Pull out each line of the records holding the string "name".
::: INPUT DATA
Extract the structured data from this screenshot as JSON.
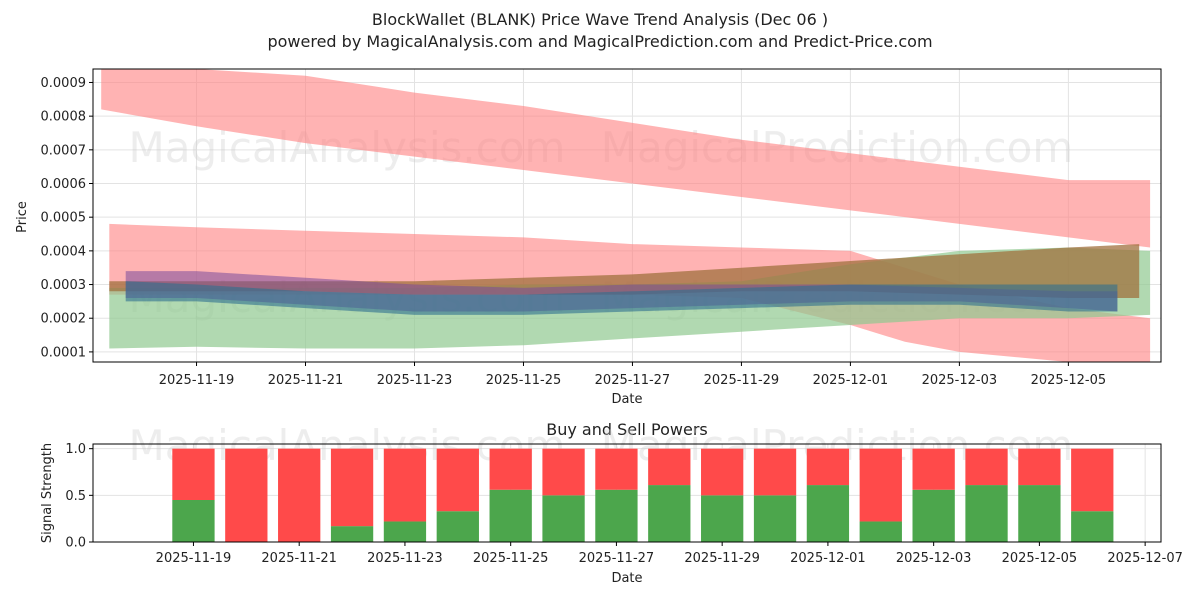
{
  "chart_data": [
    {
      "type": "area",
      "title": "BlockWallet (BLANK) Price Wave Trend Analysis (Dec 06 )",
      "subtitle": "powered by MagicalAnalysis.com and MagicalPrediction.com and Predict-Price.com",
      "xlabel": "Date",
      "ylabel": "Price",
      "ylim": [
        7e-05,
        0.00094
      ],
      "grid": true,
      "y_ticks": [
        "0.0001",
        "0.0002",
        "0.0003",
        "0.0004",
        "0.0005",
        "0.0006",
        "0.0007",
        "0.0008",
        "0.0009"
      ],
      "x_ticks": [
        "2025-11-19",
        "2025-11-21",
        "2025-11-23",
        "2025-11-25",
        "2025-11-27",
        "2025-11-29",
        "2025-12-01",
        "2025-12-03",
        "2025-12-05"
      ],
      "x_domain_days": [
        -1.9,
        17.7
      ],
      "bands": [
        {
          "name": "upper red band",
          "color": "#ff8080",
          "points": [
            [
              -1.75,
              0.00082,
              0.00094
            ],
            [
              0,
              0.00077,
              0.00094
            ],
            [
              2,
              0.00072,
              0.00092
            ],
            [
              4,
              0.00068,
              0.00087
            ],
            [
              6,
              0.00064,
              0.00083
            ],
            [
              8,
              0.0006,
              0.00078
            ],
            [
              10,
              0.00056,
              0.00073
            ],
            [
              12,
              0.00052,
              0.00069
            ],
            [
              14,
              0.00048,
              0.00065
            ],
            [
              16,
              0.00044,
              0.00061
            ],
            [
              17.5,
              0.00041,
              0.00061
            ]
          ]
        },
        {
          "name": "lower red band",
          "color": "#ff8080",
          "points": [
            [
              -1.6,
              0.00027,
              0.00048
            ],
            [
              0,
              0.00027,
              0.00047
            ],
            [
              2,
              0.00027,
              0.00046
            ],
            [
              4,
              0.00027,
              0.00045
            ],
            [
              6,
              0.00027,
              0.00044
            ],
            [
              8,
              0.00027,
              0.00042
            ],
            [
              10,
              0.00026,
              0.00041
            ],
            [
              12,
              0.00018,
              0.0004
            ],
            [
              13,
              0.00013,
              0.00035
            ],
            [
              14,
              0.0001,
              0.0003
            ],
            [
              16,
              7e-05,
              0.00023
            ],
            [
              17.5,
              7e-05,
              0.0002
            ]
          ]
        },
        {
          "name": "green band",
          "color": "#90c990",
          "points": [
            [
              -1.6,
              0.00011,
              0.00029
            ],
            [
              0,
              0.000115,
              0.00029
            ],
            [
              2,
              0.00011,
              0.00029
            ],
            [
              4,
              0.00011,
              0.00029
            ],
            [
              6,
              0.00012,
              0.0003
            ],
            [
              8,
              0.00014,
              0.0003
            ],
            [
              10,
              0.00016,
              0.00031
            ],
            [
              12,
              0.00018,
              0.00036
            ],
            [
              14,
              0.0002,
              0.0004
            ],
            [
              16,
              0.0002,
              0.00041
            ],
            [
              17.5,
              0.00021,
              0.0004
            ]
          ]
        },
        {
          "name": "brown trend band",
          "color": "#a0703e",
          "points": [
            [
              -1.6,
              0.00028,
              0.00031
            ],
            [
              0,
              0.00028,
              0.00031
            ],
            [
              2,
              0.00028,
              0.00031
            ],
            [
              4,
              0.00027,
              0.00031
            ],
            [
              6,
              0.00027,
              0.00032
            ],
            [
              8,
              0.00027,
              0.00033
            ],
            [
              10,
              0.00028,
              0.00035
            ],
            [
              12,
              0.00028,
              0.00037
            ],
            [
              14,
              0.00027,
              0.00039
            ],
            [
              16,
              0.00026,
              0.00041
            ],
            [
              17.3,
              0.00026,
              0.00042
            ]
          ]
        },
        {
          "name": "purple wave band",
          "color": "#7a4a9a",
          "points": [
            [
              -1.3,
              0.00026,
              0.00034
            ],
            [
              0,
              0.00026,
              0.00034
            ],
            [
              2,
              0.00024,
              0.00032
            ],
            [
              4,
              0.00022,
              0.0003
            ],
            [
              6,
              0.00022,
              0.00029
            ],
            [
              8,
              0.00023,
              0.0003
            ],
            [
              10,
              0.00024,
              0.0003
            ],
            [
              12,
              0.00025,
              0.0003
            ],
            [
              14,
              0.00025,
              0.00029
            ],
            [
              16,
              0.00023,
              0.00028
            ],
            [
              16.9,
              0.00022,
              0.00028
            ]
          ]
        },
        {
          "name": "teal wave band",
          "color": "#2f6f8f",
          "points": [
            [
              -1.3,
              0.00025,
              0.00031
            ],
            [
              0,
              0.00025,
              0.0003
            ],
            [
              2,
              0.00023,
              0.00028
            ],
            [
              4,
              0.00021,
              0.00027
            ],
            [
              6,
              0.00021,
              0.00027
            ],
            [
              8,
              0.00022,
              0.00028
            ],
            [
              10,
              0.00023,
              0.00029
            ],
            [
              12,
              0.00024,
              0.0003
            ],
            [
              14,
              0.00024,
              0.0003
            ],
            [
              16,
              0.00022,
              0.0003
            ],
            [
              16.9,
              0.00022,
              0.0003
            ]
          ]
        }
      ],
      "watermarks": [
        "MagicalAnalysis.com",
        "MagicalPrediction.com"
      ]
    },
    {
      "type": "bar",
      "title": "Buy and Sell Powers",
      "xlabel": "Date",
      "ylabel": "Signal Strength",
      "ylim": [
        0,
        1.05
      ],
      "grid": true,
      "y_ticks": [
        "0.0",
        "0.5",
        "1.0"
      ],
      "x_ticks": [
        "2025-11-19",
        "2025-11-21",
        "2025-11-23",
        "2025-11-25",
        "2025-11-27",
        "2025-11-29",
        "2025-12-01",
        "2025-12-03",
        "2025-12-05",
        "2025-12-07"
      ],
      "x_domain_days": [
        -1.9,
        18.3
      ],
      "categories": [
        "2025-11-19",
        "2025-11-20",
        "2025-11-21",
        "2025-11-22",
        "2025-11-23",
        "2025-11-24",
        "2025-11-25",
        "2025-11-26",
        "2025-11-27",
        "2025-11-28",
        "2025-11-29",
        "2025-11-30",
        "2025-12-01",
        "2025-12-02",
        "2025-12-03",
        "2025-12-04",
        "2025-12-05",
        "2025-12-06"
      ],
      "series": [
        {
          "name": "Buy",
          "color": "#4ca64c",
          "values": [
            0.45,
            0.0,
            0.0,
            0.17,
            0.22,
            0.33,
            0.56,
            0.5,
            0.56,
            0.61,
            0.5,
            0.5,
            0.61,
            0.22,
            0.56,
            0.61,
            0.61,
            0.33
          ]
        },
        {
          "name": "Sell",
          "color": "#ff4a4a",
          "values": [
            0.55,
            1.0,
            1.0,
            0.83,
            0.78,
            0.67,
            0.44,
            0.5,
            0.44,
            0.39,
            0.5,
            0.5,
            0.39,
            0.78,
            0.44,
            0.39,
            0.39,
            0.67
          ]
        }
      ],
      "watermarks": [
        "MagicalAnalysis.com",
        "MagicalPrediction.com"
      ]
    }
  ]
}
::::::
> [RESPONSE TO THE EXERCISE]
          "name": "upper red band",
          "name": "lower red band",
          "name": "green band",
          "name": "brown trend band",
          "name": "purple wave band",
          "name": "teal wave band",
          "name": "Buy",
          "name": "Sell",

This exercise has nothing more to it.